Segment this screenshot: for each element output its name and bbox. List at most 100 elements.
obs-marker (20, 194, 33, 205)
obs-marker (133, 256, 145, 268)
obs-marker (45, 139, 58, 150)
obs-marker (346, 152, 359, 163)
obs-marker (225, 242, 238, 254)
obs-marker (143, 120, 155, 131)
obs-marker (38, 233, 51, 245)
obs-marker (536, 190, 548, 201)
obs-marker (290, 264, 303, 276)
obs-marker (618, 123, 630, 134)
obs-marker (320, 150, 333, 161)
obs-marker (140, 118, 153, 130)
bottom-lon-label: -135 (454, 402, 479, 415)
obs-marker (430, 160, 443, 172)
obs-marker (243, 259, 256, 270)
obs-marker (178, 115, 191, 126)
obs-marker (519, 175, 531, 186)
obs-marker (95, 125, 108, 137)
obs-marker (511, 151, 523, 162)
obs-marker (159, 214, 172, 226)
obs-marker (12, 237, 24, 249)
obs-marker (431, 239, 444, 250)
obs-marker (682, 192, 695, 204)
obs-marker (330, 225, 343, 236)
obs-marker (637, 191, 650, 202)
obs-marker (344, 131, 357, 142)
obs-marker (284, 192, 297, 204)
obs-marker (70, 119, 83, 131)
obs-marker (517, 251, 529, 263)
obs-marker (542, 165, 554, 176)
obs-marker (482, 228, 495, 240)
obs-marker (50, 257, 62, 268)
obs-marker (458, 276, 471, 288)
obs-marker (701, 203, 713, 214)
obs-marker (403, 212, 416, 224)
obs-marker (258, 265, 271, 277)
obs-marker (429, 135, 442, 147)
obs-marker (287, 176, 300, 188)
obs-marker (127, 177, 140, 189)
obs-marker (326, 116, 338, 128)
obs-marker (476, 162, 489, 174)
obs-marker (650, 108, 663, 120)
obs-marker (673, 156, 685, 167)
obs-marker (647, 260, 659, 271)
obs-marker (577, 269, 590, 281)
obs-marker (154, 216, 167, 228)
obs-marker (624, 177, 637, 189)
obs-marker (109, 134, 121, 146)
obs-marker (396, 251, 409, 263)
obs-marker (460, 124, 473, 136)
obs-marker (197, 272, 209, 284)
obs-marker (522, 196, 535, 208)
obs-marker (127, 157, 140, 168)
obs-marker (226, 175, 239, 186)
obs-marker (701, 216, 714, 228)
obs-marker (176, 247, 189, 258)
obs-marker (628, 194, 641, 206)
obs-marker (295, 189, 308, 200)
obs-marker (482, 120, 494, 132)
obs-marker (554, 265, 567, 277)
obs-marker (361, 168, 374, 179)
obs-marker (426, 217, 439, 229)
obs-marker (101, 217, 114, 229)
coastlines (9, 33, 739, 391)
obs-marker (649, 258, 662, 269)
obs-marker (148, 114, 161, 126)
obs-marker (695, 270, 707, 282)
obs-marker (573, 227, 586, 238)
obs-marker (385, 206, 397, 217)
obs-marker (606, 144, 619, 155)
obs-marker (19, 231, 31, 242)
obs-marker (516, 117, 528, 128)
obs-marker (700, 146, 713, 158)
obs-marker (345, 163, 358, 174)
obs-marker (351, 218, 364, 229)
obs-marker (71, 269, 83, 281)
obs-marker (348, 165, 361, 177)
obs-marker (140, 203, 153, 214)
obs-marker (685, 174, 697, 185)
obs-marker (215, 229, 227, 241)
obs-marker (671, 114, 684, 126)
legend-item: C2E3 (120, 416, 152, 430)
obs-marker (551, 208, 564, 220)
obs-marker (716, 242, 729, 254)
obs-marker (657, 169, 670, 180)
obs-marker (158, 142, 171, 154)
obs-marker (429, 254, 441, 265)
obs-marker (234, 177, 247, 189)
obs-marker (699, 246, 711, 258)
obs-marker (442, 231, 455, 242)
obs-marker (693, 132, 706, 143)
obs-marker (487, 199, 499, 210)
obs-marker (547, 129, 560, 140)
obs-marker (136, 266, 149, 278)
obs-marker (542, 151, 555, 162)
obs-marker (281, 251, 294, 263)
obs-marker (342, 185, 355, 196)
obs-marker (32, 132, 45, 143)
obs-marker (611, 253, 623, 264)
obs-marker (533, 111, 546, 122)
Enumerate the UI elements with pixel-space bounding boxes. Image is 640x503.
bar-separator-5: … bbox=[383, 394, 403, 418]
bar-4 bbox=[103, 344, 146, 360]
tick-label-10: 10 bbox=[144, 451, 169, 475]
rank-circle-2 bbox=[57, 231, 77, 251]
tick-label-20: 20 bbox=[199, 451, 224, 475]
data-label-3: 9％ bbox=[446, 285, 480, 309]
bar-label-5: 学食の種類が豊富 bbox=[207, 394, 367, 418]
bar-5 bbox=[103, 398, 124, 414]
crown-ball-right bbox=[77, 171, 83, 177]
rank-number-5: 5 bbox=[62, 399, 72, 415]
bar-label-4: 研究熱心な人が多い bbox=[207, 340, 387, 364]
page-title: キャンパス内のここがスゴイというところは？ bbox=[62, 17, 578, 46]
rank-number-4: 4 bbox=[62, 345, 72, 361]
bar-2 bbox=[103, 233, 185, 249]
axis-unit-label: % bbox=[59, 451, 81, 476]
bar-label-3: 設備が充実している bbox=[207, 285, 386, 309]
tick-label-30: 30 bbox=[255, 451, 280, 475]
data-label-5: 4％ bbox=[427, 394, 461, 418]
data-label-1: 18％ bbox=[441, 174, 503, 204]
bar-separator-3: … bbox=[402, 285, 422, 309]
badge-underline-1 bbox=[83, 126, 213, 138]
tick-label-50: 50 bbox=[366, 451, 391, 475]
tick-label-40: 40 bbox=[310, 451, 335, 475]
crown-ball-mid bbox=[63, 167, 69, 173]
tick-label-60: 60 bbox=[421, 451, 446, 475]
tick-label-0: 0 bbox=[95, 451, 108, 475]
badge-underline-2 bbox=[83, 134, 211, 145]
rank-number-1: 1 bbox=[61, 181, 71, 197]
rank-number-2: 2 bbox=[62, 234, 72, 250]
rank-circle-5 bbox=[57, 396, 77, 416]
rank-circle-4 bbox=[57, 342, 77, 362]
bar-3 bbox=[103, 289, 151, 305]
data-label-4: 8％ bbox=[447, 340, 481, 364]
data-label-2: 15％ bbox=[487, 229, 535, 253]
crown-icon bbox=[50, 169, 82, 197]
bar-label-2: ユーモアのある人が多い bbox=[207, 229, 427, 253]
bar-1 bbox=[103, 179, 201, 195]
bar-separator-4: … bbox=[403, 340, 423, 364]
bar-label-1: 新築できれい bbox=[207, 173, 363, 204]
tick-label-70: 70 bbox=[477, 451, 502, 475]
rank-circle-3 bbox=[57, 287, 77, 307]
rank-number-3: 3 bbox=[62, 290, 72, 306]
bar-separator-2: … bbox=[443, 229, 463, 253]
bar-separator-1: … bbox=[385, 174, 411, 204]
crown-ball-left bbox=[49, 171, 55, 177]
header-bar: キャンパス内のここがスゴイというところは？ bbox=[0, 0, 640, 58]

—————

▸ **Stated task**: Copy the lines from the first one through the line holding "obs-marker (458, 276, 471, 288)", inclusive, swapping every "obs-marker" for "observation-marker" and leaving everything else unchanged.

▸ **Solution**:
Segment this screenshot: for each element output its name and bbox. List at most 100 elements.
observation-marker (20, 194, 33, 205)
observation-marker (133, 256, 145, 268)
observation-marker (45, 139, 58, 150)
observation-marker (346, 152, 359, 163)
observation-marker (225, 242, 238, 254)
observation-marker (143, 120, 155, 131)
observation-marker (38, 233, 51, 245)
observation-marker (536, 190, 548, 201)
observation-marker (290, 264, 303, 276)
observation-marker (618, 123, 630, 134)
observation-marker (320, 150, 333, 161)
observation-marker (140, 118, 153, 130)
bottom-lon-label: -135 (454, 402, 479, 415)
observation-marker (430, 160, 443, 172)
observation-marker (243, 259, 256, 270)
observation-marker (178, 115, 191, 126)
observation-marker (519, 175, 531, 186)
observation-marker (95, 125, 108, 137)
observation-marker (511, 151, 523, 162)
observation-marker (159, 214, 172, 226)
observation-marker (12, 237, 24, 249)
observation-marker (431, 239, 444, 250)
observation-marker (682, 192, 695, 204)
observation-marker (330, 225, 343, 236)
observation-marker (637, 191, 650, 202)
observation-marker (344, 131, 357, 142)
observation-marker (284, 192, 297, 204)
observation-marker (70, 119, 83, 131)
observation-marker (517, 251, 529, 263)
observation-marker (542, 165, 554, 176)
observation-marker (482, 228, 495, 240)
observation-marker (50, 257, 62, 268)
observation-marker (458, 276, 471, 288)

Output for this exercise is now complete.